-- INSTRUCTIONS TO FOLLOW --
Pull out all lines from the listing below in which the word "your" appears.

>> begin

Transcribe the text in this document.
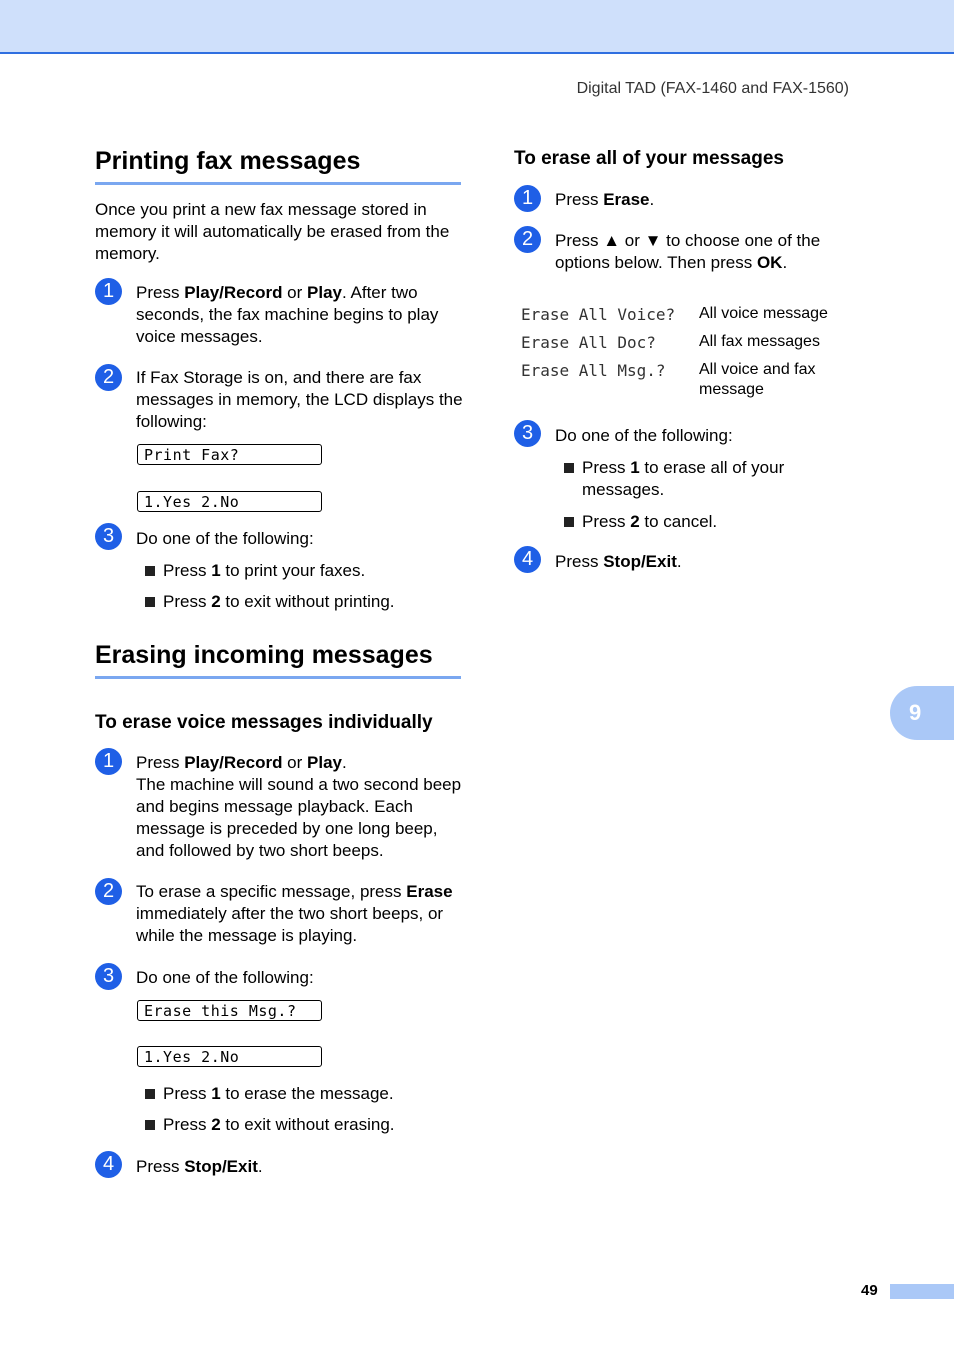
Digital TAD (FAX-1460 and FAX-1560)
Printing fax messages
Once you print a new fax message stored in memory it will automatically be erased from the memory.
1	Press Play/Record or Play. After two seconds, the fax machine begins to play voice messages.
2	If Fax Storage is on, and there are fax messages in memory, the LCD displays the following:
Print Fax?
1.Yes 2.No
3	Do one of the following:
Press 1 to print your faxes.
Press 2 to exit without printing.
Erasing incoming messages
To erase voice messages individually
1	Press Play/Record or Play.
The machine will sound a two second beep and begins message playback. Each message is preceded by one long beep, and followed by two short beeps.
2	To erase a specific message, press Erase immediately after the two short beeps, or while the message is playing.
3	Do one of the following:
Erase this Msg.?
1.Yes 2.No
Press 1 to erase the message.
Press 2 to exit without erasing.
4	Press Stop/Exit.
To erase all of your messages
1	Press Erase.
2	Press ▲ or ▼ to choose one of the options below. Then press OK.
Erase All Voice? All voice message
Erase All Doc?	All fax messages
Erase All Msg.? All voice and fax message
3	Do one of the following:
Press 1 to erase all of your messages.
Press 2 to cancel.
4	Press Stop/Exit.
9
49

>> end
>> begin

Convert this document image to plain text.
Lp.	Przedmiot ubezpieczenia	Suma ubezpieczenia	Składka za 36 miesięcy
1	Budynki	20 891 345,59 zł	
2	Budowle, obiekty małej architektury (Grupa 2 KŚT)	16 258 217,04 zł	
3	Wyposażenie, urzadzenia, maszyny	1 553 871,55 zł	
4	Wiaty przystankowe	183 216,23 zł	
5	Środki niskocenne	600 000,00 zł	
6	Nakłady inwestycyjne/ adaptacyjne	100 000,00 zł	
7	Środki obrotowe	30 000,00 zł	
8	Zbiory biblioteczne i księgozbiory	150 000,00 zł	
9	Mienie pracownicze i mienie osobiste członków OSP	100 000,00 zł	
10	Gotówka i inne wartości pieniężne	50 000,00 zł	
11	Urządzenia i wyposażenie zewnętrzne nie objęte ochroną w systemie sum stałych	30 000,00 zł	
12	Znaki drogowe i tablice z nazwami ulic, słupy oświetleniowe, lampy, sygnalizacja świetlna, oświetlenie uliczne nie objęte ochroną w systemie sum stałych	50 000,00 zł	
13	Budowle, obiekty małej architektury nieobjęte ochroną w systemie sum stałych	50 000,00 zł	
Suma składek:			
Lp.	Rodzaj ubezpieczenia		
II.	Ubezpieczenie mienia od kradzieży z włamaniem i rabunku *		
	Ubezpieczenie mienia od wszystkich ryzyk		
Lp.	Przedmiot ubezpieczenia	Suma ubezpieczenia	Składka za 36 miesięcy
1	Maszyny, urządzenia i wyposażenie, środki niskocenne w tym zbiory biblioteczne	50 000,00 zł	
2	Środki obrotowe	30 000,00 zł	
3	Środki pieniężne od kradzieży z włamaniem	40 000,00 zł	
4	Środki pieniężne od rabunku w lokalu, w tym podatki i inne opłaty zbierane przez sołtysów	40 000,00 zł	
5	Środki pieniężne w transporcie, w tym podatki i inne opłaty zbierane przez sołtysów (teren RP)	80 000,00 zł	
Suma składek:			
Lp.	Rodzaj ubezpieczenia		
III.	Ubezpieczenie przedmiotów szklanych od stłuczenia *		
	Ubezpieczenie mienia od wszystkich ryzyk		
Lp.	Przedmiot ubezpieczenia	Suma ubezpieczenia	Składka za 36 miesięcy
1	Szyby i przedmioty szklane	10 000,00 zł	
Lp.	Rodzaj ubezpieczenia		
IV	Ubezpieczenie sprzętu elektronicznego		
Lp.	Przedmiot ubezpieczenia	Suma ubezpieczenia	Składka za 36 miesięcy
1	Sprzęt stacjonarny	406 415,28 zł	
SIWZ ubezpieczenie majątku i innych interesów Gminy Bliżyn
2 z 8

>> end
>> begin

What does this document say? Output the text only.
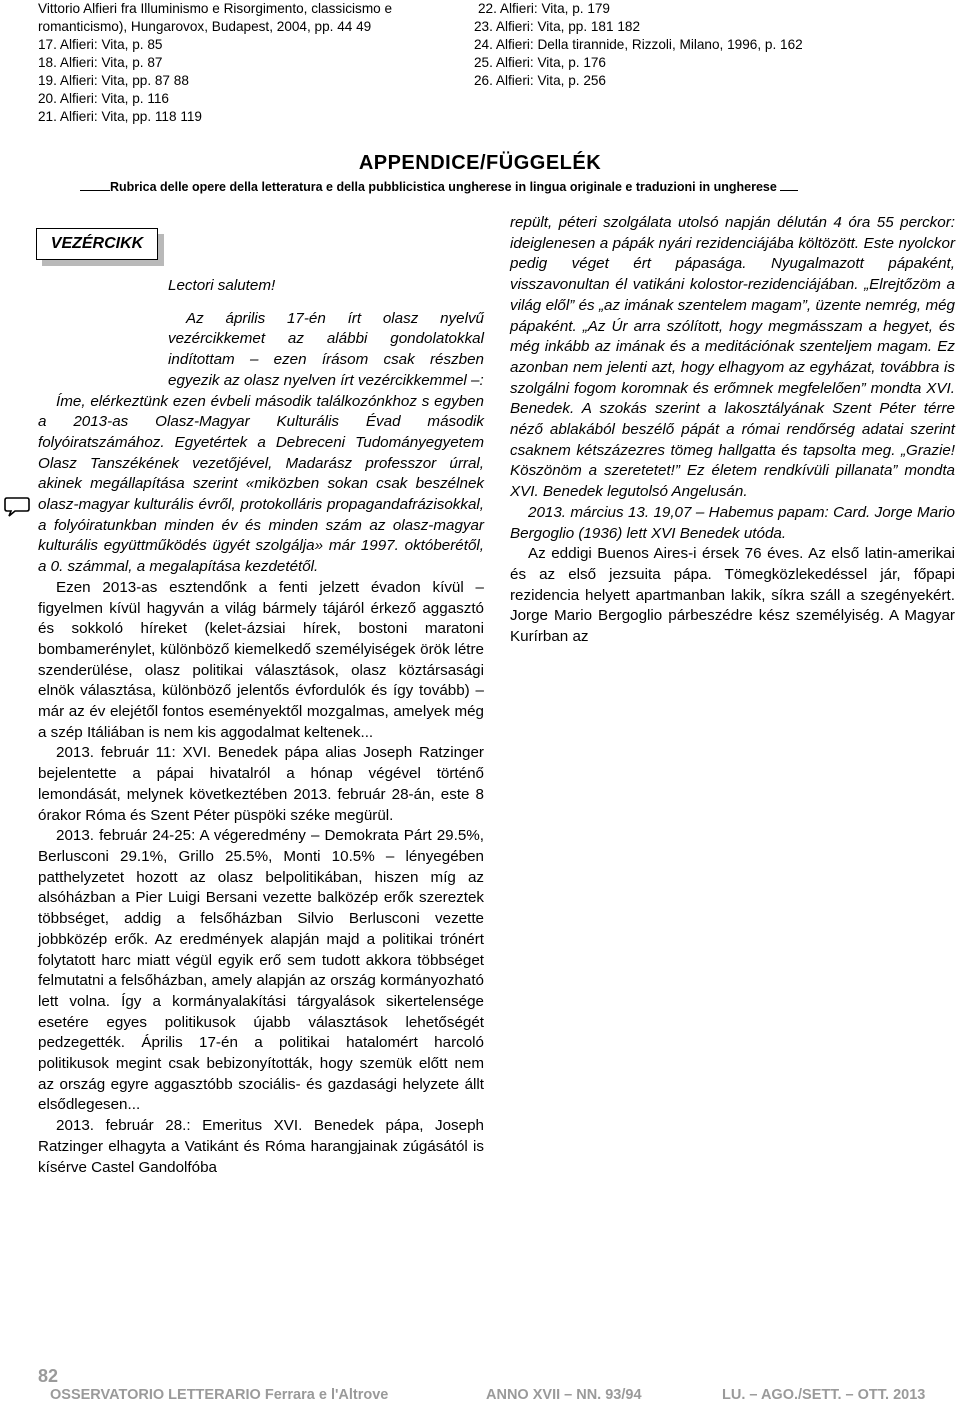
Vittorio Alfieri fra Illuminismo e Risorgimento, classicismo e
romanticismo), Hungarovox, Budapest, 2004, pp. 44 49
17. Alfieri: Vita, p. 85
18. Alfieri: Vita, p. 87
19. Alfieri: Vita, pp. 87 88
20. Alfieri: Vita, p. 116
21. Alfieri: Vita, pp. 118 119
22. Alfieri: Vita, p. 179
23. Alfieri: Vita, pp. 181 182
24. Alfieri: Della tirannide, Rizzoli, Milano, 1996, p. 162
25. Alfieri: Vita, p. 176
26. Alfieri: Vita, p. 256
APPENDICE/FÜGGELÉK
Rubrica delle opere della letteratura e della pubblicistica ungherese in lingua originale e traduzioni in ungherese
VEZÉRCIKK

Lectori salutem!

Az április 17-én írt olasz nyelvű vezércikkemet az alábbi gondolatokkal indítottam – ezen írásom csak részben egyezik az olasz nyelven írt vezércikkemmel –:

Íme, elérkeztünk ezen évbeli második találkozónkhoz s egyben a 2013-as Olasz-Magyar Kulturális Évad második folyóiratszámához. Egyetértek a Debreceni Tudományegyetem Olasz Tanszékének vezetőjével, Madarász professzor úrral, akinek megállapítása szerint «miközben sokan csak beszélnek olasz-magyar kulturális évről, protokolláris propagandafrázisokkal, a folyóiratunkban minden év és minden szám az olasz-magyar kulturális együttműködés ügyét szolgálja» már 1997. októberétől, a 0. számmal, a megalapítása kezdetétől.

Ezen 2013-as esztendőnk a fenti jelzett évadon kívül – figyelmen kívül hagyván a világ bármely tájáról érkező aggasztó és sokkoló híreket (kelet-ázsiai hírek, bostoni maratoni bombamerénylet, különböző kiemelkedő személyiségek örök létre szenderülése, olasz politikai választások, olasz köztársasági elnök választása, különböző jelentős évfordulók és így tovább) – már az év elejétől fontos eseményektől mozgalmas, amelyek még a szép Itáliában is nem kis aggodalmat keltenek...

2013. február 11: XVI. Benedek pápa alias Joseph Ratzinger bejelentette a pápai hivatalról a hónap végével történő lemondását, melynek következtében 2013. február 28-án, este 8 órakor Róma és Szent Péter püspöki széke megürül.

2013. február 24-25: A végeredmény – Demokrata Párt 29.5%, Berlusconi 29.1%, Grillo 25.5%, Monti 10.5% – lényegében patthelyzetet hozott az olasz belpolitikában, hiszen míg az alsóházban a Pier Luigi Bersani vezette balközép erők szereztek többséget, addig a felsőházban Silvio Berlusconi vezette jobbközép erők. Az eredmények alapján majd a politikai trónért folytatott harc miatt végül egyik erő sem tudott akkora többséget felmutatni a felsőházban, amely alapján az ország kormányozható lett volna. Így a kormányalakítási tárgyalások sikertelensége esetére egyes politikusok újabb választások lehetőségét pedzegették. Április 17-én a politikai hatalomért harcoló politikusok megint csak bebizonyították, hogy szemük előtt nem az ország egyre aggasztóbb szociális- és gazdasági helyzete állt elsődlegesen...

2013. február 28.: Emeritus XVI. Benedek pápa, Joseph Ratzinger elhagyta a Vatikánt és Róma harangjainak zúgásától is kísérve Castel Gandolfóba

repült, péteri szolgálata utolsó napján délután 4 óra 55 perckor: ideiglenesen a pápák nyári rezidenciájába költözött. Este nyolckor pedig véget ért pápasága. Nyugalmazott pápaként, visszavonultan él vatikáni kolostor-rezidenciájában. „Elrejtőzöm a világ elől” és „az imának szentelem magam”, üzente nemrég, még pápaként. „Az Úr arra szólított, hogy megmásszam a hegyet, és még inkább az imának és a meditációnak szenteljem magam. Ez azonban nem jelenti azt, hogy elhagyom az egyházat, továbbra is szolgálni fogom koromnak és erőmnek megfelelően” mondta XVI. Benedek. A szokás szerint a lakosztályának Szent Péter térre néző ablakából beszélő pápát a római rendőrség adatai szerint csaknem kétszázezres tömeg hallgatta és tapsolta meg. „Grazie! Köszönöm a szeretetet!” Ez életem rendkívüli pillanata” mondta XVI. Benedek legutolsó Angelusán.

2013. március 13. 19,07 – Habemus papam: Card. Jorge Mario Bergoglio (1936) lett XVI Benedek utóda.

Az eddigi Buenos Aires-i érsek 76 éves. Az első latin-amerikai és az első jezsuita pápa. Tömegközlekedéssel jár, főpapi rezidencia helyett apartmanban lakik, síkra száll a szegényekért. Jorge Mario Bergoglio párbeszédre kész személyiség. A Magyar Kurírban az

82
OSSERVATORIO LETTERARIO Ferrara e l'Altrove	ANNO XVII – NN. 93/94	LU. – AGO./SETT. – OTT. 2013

>> end

-- WRITTEN SOLUTION --
Press 1 to print your faxes.
To erase all of your messages
Press 1 to erase all of your messages.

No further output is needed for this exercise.